* [GOAL]:
Scan the data for lines with "name" and report the count by itself.

* [RECORDS SUPPLIED]:
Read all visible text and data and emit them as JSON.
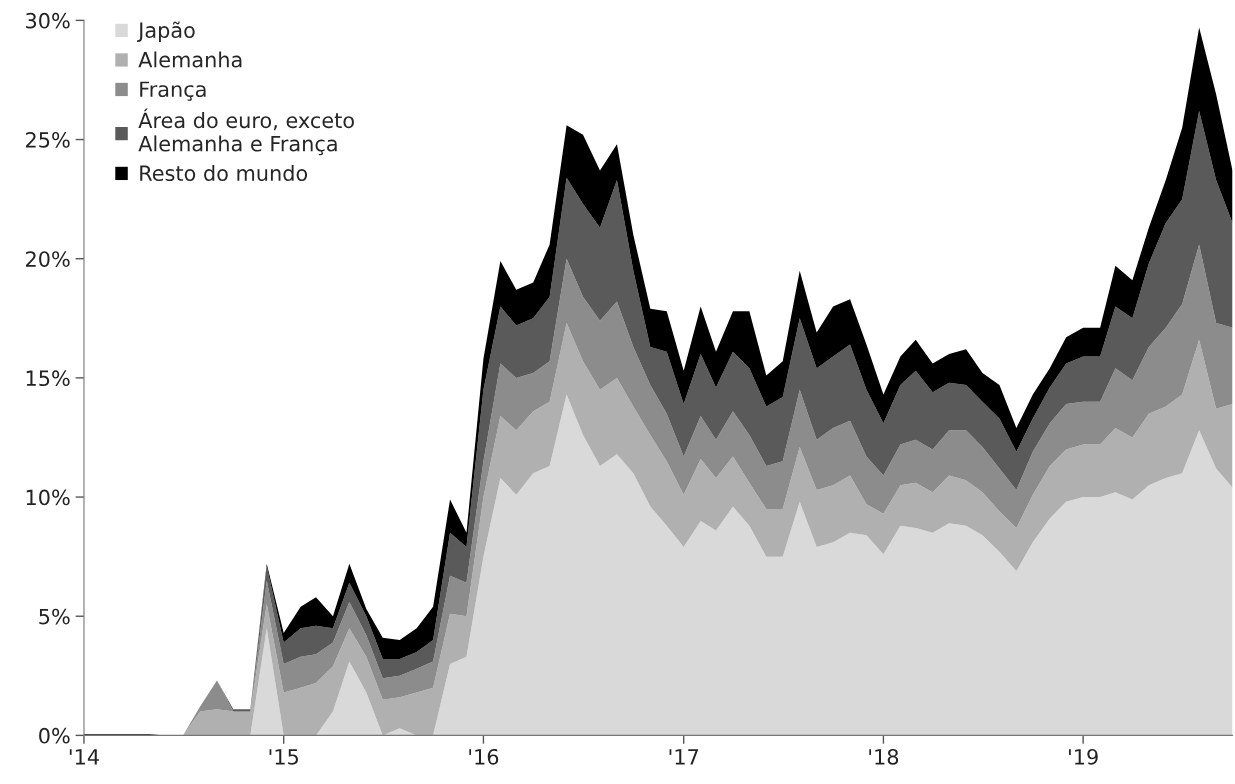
{
  "chart_data": {
    "type": "area",
    "stacked": true,
    "x": [
      "2014-01",
      "2014-02",
      "2014-03",
      "2014-04",
      "2014-05",
      "2014-06",
      "2014-07",
      "2014-08",
      "2014-09",
      "2014-10",
      "2014-11",
      "2014-12",
      "2015-01",
      "2015-02",
      "2015-03",
      "2015-04",
      "2015-05",
      "2015-06",
      "2015-07",
      "2015-08",
      "2015-09",
      "2015-10",
      "2015-11",
      "2015-12",
      "2016-01",
      "2016-02",
      "2016-03",
      "2016-04",
      "2016-05",
      "2016-06",
      "2016-07",
      "2016-08",
      "2016-09",
      "2016-10",
      "2016-11",
      "2016-12",
      "2017-01",
      "2017-02",
      "2017-03",
      "2017-04",
      "2017-05",
      "2017-06",
      "2017-07",
      "2017-08",
      "2017-09",
      "2017-10",
      "2017-11",
      "2017-12",
      "2018-01",
      "2018-02",
      "2018-03",
      "2018-04",
      "2018-05",
      "2018-06",
      "2018-07",
      "2018-08",
      "2018-09",
      "2018-10",
      "2018-11",
      "2018-12",
      "2019-01",
      "2019-02",
      "2019-03",
      "2019-04",
      "2019-05",
      "2019-06",
      "2019-07",
      "2019-08",
      "2019-09",
      "2019-10"
    ],
    "series": [
      {
        "name": "Japão",
        "color": "#d9d9d9",
        "values": [
          0,
          0,
          0,
          0,
          0,
          0,
          0,
          0,
          0,
          0,
          0,
          4.5,
          0,
          0,
          0,
          1.0,
          3.1,
          1.8,
          0,
          0.3,
          0,
          0,
          3.0,
          3.3,
          7.5,
          10.8,
          10.1,
          11.0,
          11.3,
          14.3,
          12.6,
          11.3,
          11.8,
          11.0,
          9.6,
          8.8,
          7.9,
          9.0,
          8.6,
          9.6,
          8.8,
          7.5,
          7.5,
          9.8,
          7.9,
          8.1,
          8.5,
          8.4,
          7.6,
          8.8,
          8.7,
          8.5,
          8.9,
          8.8,
          8.4,
          7.7,
          6.9,
          8.1,
          9.1,
          9.8,
          10.0,
          10.0,
          10.2,
          9.9,
          10.5,
          10.8,
          11.0,
          12.8,
          11.2,
          10.4
        ]
      },
      {
        "name": "Alemanha",
        "color": "#b0b0b0",
        "values": [
          0,
          0,
          0,
          0,
          0,
          0,
          0,
          1.0,
          1.1,
          1.0,
          1.0,
          1.0,
          1.8,
          2.0,
          2.2,
          1.9,
          1.4,
          1.5,
          1.5,
          1.3,
          1.8,
          2.0,
          2.1,
          1.7,
          2.5,
          2.6,
          2.7,
          2.6,
          2.7,
          3.0,
          3.1,
          3.2,
          3.2,
          2.8,
          3.0,
          2.7,
          2.2,
          2.6,
          2.2,
          2.1,
          1.8,
          2.0,
          2.0,
          2.3,
          2.4,
          2.4,
          2.4,
          1.3,
          1.7,
          1.7,
          1.9,
          1.7,
          2.0,
          1.9,
          1.8,
          1.7,
          1.8,
          2.0,
          2.2,
          2.2,
          2.2,
          2.2,
          2.7,
          2.6,
          3.0,
          3.0,
          3.3,
          3.8,
          2.5,
          3.5
        ]
      },
      {
        "name": "França",
        "color": "#8c8c8c",
        "values": [
          0,
          0,
          0,
          0,
          0,
          0,
          0,
          0.2,
          1.2,
          0,
          0,
          1.0,
          1.2,
          1.3,
          1.2,
          1.0,
          1.1,
          0.9,
          0.9,
          0.9,
          1.0,
          1.1,
          1.6,
          1.4,
          1.5,
          2.2,
          2.2,
          1.6,
          1.7,
          2.7,
          2.7,
          2.9,
          3.2,
          2.5,
          2.1,
          2.0,
          1.6,
          1.8,
          1.6,
          1.9,
          2.0,
          1.8,
          2.0,
          2.4,
          2.1,
          2.4,
          2.3,
          2.0,
          1.6,
          1.7,
          1.8,
          1.8,
          1.9,
          2.1,
          1.9,
          1.8,
          1.6,
          1.8,
          1.8,
          1.9,
          1.8,
          1.8,
          2.5,
          2.4,
          2.8,
          3.3,
          3.8,
          4.0,
          3.6,
          3.2
        ]
      },
      {
        "name": "Área do euro, exceto\nAlemanha e França",
        "color": "#5a5a5a",
        "values": [
          0,
          0,
          0,
          0,
          0,
          0,
          0,
          0,
          0,
          0.1,
          0.1,
          0.6,
          0.9,
          1.2,
          1.2,
          0.6,
          0.8,
          0.8,
          0.8,
          0.7,
          0.7,
          0.9,
          1.8,
          1.5,
          3.0,
          2.4,
          2.2,
          2.3,
          2.7,
          3.4,
          3.9,
          3.9,
          5.1,
          3.2,
          1.6,
          2.6,
          2.2,
          2.6,
          2.2,
          2.5,
          2.8,
          2.5,
          2.7,
          3.0,
          3.0,
          3.0,
          3.2,
          2.8,
          2.2,
          2.5,
          2.9,
          2.4,
          2.0,
          1.9,
          1.9,
          2.1,
          1.6,
          1.4,
          1.5,
          1.7,
          1.9,
          1.9,
          2.6,
          2.6,
          3.5,
          4.4,
          4.4,
          5.6,
          6.0,
          4.4
        ]
      },
      {
        "name": "Resto do mundo",
        "color": "#000000",
        "values": [
          0.05,
          0.05,
          0.05,
          0.05,
          0.05,
          0,
          0,
          0,
          0,
          0,
          0,
          0.1,
          0.4,
          0.9,
          1.2,
          0.5,
          0.8,
          0.3,
          0.9,
          0.8,
          1.0,
          1.4,
          1.4,
          0.6,
          1.3,
          1.9,
          1.5,
          1.5,
          2.2,
          2.2,
          2.9,
          2.4,
          1.5,
          1.5,
          1.6,
          1.7,
          1.4,
          2.0,
          1.5,
          1.7,
          2.4,
          1.3,
          1.5,
          2.0,
          1.5,
          2.1,
          1.9,
          1.9,
          1.2,
          1.2,
          1.3,
          1.2,
          1.2,
          1.5,
          1.2,
          1.4,
          1.0,
          1.0,
          0.8,
          1.1,
          1.2,
          1.2,
          1.7,
          1.6,
          1.5,
          1.8,
          3.0,
          3.5,
          3.6,
          2.2
        ]
      }
    ],
    "xlim": [
      "2014-01",
      "2019-10"
    ],
    "xticks": [
      {
        "value": "2014-01",
        "label": "'14"
      },
      {
        "value": "2015-01",
        "label": "'15"
      },
      {
        "value": "2016-01",
        "label": "'16"
      },
      {
        "value": "2017-01",
        "label": "'17"
      },
      {
        "value": "2018-01",
        "label": "'18"
      },
      {
        "value": "2019-01",
        "label": "'19"
      }
    ],
    "ylim": [
      0,
      30
    ],
    "yticks": [
      {
        "value": 0,
        "label": "0%"
      },
      {
        "value": 5,
        "label": "5%"
      },
      {
        "value": 10,
        "label": "10%"
      },
      {
        "value": 15,
        "label": "15%"
      },
      {
        "value": 20,
        "label": "20%"
      },
      {
        "value": 25,
        "label": "25%"
      },
      {
        "value": 30,
        "label": "30%"
      }
    ],
    "grid": false,
    "legend": "top left"
  }
}
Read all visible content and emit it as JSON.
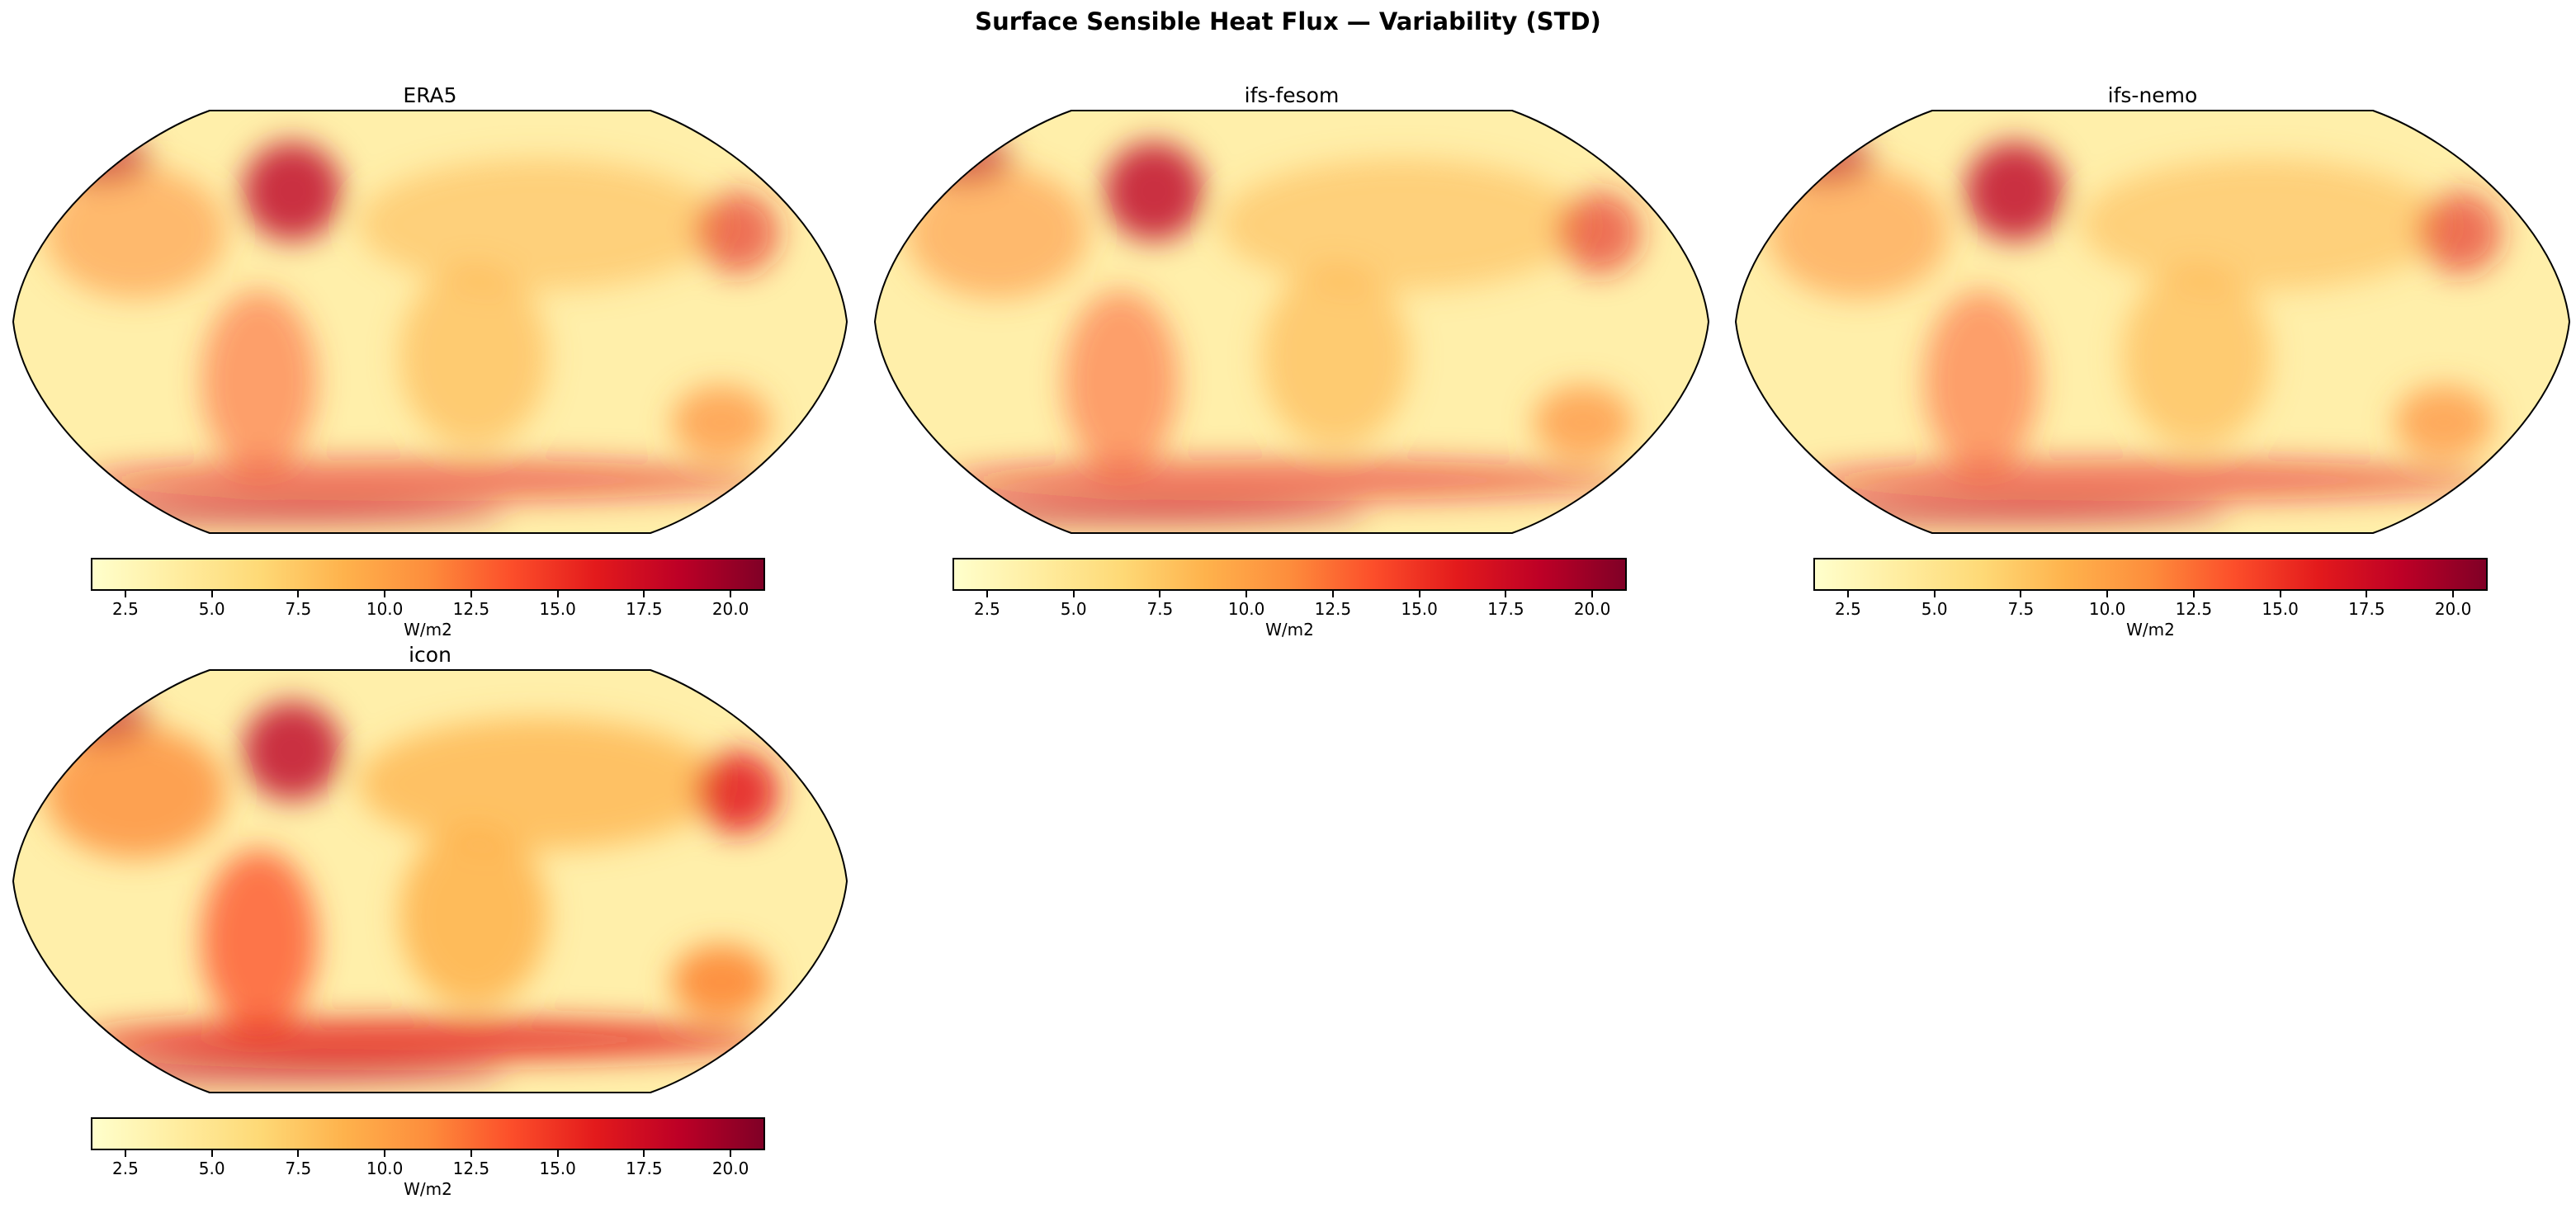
{
  "chart_data": {
    "type": "heatmap",
    "title": "Surface Sensible Heat Flux — Variability (STD)",
    "colormap": "YlOrRd",
    "colors": [
      "#ffffcc",
      "#ffeda0",
      "#fed976",
      "#feb24c",
      "#fd8d3c",
      "#fc4e2a",
      "#e31a1c",
      "#bd0026",
      "#800026"
    ],
    "projection": "Robinson",
    "panels": [
      {
        "title": "ERA5",
        "colorbar": {
          "label": "W/m2",
          "vmin": 1.5,
          "vmax": 21,
          "ticks": [
            "2.5",
            "5.0",
            "7.5",
            "10.0",
            "12.5",
            "15.0",
            "17.5",
            "20.0"
          ]
        }
      },
      {
        "title": "ifs-fesom",
        "colorbar": {
          "label": "W/m2",
          "vmin": 1.5,
          "vmax": 21,
          "ticks": [
            "2.5",
            "5.0",
            "7.5",
            "10.0",
            "12.5",
            "15.0",
            "17.5",
            "20.0"
          ]
        }
      },
      {
        "title": "ifs-nemo",
        "colorbar": {
          "label": "W/m2",
          "vmin": 1.5,
          "vmax": 21,
          "ticks": [
            "2.5",
            "5.0",
            "7.5",
            "10.0",
            "12.5",
            "15.0",
            "17.5",
            "20.0"
          ]
        }
      },
      {
        "title": "icon",
        "colorbar": {
          "label": "W/m2",
          "vmin": 1.5,
          "vmax": 21,
          "ticks": [
            "2.5",
            "5.0",
            "7.5",
            "10.0",
            "12.5",
            "15.0",
            "17.5",
            "20.0"
          ]
        }
      }
    ]
  }
}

* [WRITTEN SOLUTION]:
5